> **Exercise**
Repeat the lines of the material below exactly, from the line containing "wire Load to mux U13" through the line containing "flip-flop U18: [618, 347, 655, 408]", including both of those lines.

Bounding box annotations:
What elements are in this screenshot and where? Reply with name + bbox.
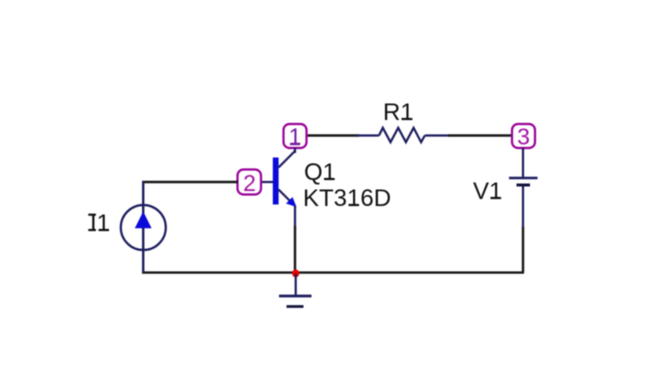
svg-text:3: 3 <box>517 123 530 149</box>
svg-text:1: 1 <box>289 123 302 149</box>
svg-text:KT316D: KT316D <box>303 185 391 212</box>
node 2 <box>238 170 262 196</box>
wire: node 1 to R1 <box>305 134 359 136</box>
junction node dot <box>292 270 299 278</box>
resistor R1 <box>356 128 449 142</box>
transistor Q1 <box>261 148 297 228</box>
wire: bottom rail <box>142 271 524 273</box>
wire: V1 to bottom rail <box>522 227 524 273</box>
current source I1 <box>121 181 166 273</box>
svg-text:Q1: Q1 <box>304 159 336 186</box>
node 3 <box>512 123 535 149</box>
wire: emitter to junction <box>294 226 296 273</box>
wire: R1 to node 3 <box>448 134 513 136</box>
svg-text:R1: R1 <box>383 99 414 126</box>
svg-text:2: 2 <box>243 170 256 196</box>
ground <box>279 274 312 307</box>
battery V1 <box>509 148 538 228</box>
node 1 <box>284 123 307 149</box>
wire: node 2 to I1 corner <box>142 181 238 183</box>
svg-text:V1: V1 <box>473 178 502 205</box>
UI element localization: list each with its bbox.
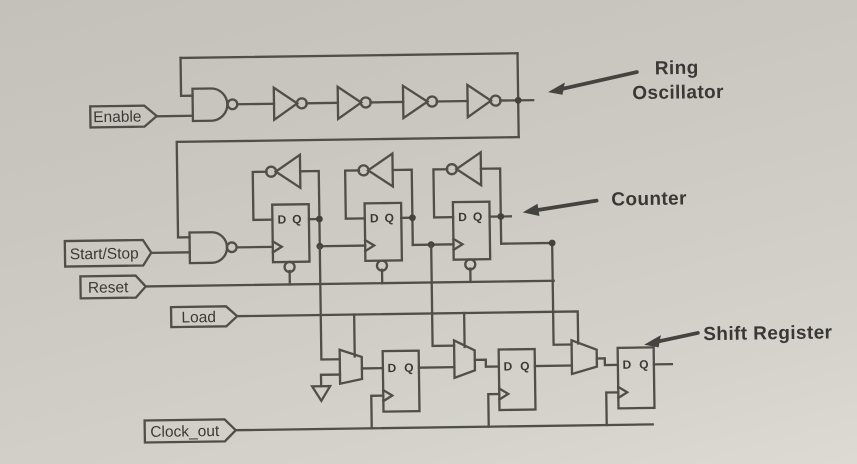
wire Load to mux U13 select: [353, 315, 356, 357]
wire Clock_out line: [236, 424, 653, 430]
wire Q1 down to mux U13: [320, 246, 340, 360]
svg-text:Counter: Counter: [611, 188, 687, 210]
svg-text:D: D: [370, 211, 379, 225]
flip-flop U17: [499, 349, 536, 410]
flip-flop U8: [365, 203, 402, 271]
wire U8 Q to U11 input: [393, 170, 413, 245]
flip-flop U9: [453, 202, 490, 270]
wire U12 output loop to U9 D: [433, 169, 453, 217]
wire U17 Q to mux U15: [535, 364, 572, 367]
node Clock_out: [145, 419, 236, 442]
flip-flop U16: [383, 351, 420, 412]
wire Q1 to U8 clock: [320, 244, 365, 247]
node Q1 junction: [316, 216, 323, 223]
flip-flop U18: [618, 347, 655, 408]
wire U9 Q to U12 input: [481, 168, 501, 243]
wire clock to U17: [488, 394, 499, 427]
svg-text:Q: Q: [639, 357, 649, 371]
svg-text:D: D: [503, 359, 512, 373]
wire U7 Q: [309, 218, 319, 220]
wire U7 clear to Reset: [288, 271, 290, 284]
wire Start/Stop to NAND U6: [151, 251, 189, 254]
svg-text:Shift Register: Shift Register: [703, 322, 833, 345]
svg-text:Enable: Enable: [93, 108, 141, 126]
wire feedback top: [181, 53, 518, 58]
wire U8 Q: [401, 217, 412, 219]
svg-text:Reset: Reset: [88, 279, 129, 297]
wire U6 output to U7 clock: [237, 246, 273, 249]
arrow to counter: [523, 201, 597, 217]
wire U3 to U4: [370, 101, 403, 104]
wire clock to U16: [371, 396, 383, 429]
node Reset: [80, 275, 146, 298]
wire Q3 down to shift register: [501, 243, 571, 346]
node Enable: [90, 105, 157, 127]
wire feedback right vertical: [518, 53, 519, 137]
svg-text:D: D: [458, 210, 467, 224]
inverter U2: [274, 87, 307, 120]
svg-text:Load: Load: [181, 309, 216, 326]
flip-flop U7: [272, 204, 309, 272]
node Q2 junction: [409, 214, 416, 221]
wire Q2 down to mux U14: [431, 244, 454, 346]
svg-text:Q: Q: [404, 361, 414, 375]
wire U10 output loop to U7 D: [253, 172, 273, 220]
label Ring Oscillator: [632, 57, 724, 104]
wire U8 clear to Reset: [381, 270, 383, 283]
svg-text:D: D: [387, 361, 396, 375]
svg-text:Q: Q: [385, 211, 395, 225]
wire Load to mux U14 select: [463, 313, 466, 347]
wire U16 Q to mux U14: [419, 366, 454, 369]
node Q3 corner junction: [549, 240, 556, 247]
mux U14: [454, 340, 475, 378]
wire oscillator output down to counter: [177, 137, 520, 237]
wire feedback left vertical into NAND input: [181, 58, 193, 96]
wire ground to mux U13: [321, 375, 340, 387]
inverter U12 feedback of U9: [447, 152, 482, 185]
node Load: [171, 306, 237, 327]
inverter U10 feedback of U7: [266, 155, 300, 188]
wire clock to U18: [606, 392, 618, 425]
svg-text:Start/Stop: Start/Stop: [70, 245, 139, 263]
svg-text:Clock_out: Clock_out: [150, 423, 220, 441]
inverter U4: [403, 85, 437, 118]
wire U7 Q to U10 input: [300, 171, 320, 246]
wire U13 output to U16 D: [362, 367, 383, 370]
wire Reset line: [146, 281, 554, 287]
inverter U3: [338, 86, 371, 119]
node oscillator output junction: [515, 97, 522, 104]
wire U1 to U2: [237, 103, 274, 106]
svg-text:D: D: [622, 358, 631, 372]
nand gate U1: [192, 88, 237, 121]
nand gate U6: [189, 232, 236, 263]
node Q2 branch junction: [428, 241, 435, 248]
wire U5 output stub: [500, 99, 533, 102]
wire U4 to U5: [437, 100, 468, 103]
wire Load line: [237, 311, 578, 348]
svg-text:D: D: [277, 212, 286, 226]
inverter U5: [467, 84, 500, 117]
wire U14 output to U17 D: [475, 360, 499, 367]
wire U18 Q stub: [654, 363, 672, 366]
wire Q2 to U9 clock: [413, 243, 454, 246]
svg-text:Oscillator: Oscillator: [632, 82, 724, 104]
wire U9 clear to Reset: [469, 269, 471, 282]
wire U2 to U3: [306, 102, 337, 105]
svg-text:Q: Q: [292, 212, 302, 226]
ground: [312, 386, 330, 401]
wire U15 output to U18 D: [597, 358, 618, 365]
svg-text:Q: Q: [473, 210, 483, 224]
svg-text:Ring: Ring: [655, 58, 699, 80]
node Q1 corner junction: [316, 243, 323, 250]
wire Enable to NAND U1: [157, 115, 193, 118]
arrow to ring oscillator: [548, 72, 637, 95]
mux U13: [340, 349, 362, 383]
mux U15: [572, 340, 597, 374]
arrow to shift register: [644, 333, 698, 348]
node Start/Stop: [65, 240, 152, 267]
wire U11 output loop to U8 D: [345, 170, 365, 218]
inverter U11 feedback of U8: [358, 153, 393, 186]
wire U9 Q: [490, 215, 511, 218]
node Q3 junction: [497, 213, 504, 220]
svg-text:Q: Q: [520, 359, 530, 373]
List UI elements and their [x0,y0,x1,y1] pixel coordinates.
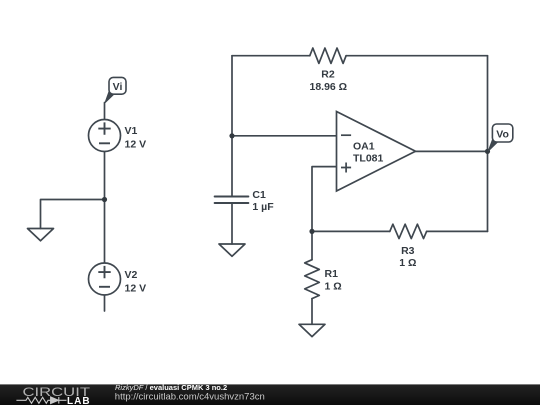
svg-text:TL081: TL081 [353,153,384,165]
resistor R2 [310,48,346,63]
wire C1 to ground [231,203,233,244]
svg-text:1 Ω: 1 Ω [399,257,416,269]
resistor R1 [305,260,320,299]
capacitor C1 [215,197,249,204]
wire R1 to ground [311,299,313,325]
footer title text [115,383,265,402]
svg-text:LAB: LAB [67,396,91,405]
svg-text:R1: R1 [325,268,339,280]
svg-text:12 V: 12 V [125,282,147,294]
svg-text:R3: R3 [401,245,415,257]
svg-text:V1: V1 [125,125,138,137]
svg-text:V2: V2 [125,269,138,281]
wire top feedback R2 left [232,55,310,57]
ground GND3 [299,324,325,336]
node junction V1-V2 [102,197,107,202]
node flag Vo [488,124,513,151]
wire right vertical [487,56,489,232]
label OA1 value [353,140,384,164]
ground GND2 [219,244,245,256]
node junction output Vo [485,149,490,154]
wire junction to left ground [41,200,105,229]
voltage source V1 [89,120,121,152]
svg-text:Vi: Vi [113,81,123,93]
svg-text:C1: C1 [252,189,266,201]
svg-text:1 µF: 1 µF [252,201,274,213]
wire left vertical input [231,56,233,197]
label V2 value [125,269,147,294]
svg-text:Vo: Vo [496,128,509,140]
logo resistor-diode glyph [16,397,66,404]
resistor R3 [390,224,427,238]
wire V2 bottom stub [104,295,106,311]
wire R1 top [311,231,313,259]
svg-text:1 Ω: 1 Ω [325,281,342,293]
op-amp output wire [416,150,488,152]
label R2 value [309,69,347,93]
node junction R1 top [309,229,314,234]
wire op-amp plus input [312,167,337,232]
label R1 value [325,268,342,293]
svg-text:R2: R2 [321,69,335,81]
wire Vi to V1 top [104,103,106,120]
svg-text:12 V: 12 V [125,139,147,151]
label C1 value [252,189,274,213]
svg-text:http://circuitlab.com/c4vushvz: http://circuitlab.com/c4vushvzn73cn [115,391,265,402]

> **Correct output**
wire Load to mux U13 select: [353, 315, 356, 357]
wire Clock_out line: [236, 424, 653, 430]
wire Q1 down to mux U13: [320, 246, 340, 360]
svg-text:Counter: Counter: [611, 188, 687, 210]
svg-text:D: D: [370, 211, 379, 225]
flip-flop U17: [499, 349, 536, 410]
flip-flop U8: [365, 203, 402, 271]
wire U8 Q to U11 input: [393, 170, 413, 245]
flip-flop U9: [453, 202, 490, 270]
wire U12 output loop to U9 D: [433, 169, 453, 217]
wire U17 Q to mux U15: [535, 364, 572, 367]
node Clock_out: [145, 419, 236, 442]
flip-flop U16: [383, 351, 420, 412]
wire Q1 to U8 clock: [320, 244, 365, 247]
node Q1 junction: [316, 216, 323, 223]
flip-flop U18: [618, 347, 655, 408]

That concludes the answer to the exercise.